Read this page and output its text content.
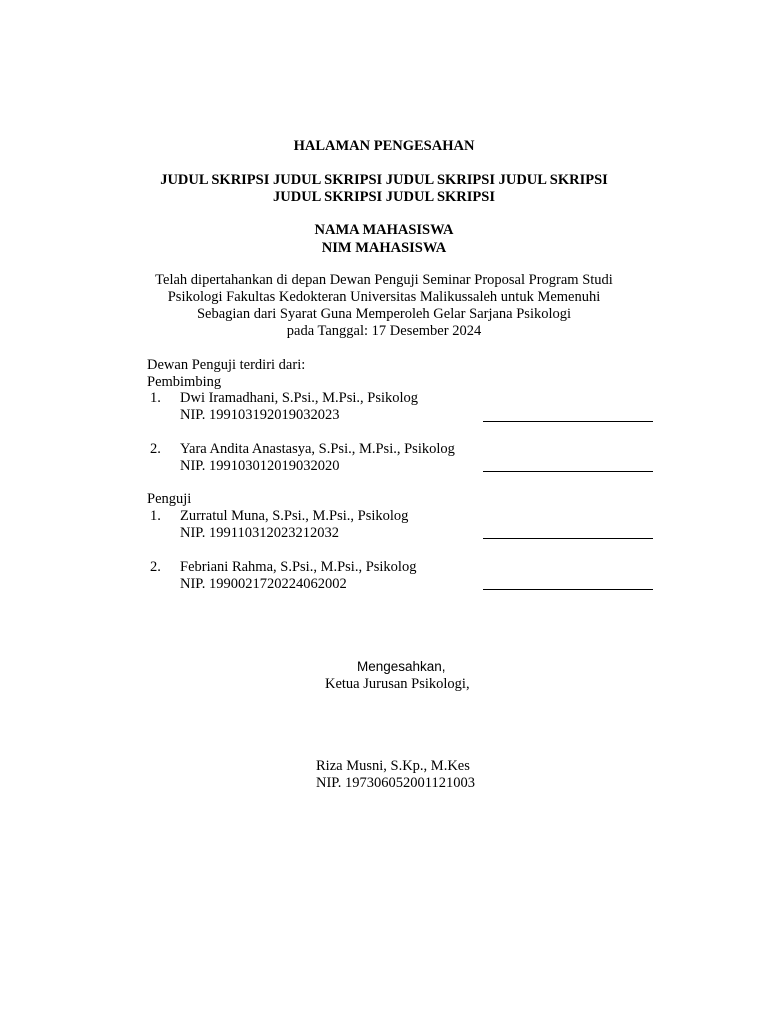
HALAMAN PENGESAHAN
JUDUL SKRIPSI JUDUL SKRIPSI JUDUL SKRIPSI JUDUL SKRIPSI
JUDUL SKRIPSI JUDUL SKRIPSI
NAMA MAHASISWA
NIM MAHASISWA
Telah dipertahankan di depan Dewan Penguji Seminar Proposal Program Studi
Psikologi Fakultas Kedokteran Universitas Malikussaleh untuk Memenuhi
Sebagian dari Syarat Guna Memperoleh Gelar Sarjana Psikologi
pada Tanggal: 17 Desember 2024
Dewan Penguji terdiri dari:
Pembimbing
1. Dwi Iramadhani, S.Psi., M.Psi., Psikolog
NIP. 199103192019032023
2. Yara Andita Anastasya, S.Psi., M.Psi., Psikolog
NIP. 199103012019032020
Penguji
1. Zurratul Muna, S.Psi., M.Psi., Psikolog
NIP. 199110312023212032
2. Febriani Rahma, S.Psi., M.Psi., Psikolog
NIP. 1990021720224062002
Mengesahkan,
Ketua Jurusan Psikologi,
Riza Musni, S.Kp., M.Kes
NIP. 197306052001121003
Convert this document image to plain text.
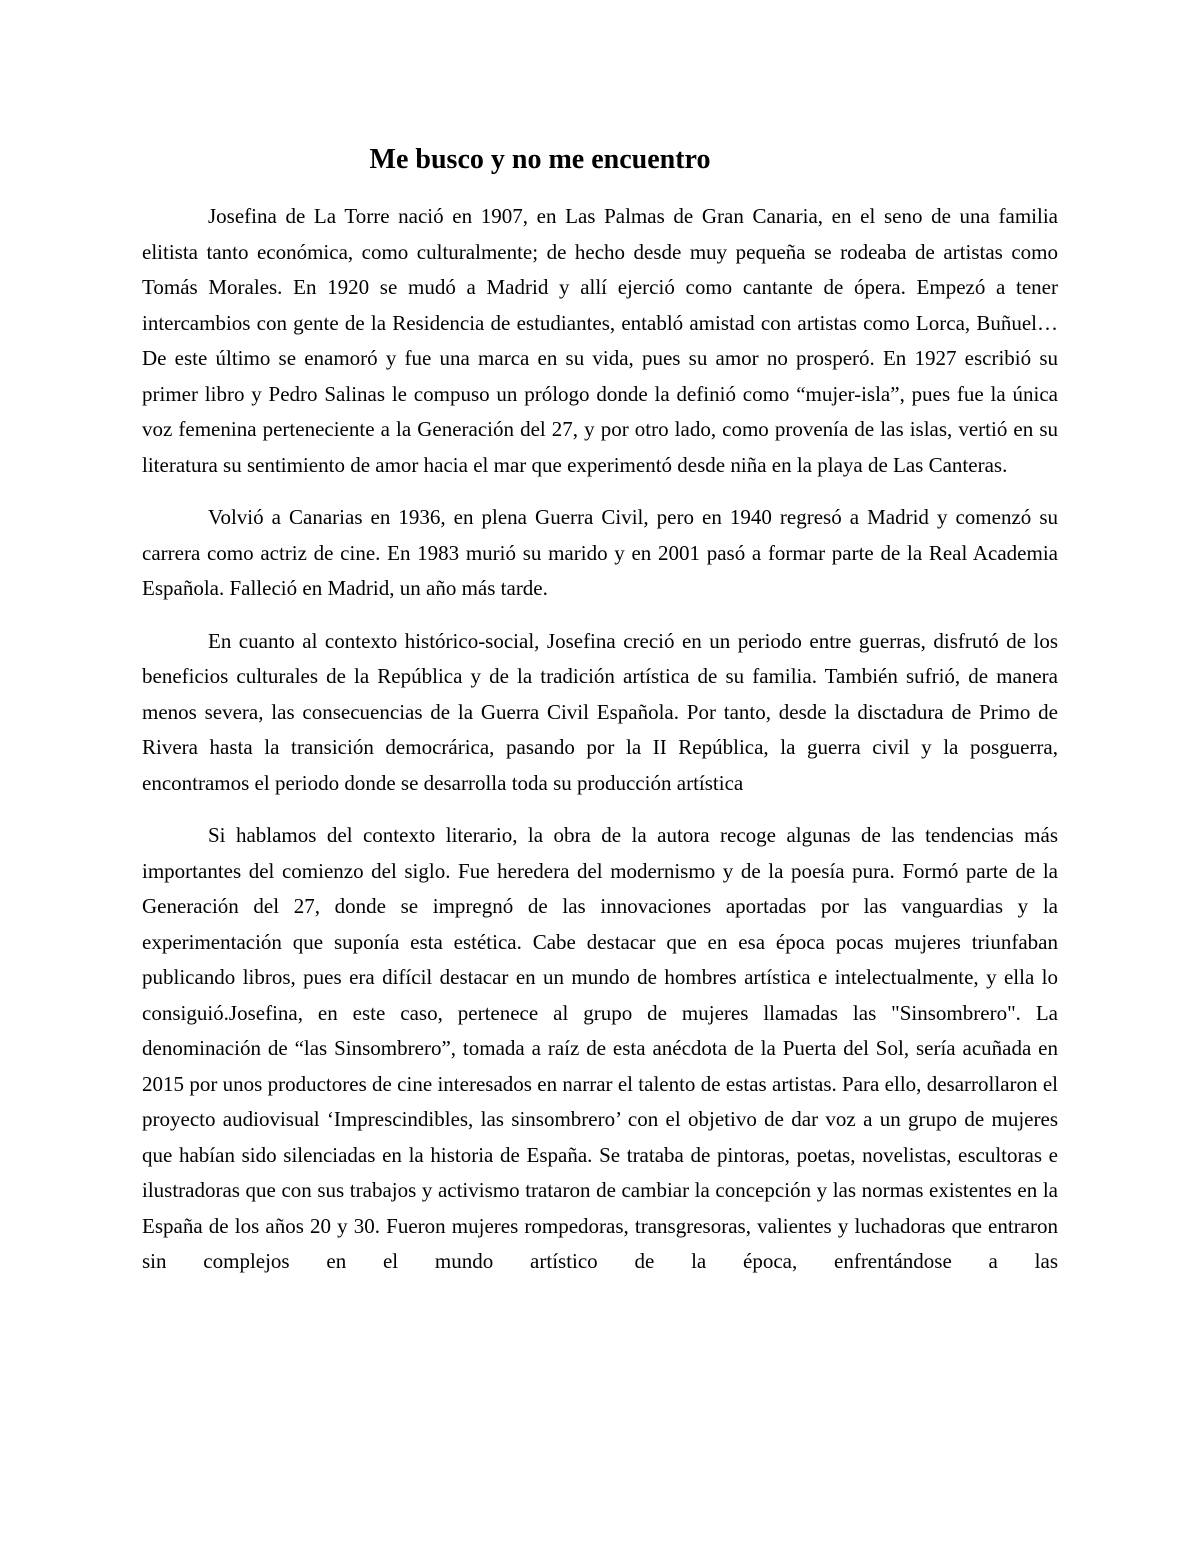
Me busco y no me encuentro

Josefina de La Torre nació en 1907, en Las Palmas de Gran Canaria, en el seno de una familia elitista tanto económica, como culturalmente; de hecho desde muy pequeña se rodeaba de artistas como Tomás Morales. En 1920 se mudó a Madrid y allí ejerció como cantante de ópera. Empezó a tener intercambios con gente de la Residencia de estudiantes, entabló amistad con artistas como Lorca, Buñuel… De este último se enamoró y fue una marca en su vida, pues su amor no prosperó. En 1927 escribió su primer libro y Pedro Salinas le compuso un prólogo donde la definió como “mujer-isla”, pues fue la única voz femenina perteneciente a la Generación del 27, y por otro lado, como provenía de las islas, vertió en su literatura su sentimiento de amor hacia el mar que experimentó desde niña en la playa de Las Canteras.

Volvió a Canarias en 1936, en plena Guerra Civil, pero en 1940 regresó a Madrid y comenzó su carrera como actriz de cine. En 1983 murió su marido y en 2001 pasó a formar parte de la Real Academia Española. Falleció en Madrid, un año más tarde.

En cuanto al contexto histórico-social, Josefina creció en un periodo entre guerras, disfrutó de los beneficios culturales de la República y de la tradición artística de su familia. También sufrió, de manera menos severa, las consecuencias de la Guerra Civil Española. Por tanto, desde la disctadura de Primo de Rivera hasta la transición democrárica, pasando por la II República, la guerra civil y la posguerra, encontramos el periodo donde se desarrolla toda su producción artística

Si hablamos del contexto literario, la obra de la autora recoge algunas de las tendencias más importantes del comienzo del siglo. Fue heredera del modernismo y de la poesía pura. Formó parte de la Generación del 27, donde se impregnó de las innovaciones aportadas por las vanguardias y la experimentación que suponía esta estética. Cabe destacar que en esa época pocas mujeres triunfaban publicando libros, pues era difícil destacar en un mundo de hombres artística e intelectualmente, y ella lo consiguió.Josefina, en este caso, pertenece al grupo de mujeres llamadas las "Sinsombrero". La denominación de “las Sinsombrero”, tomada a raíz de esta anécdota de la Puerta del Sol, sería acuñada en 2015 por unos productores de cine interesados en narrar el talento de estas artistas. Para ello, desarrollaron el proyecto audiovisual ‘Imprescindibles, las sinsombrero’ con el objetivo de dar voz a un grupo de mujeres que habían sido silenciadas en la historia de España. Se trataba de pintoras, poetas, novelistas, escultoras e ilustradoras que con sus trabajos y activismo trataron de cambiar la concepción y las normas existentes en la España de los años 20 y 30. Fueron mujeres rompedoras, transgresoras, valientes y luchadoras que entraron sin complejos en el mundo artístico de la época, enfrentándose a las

● ● ● ●

- [OBJECTIVE]: List all lines from the entries that include the word "JUDUL".

- [SOLVED EXERCISE]:
JUDUL SKRIPSI JUDUL SKRIPSI JUDUL SKRIPSI JUDUL SKRIPSI
JUDUL SKRIPSI JUDUL SKRIPSI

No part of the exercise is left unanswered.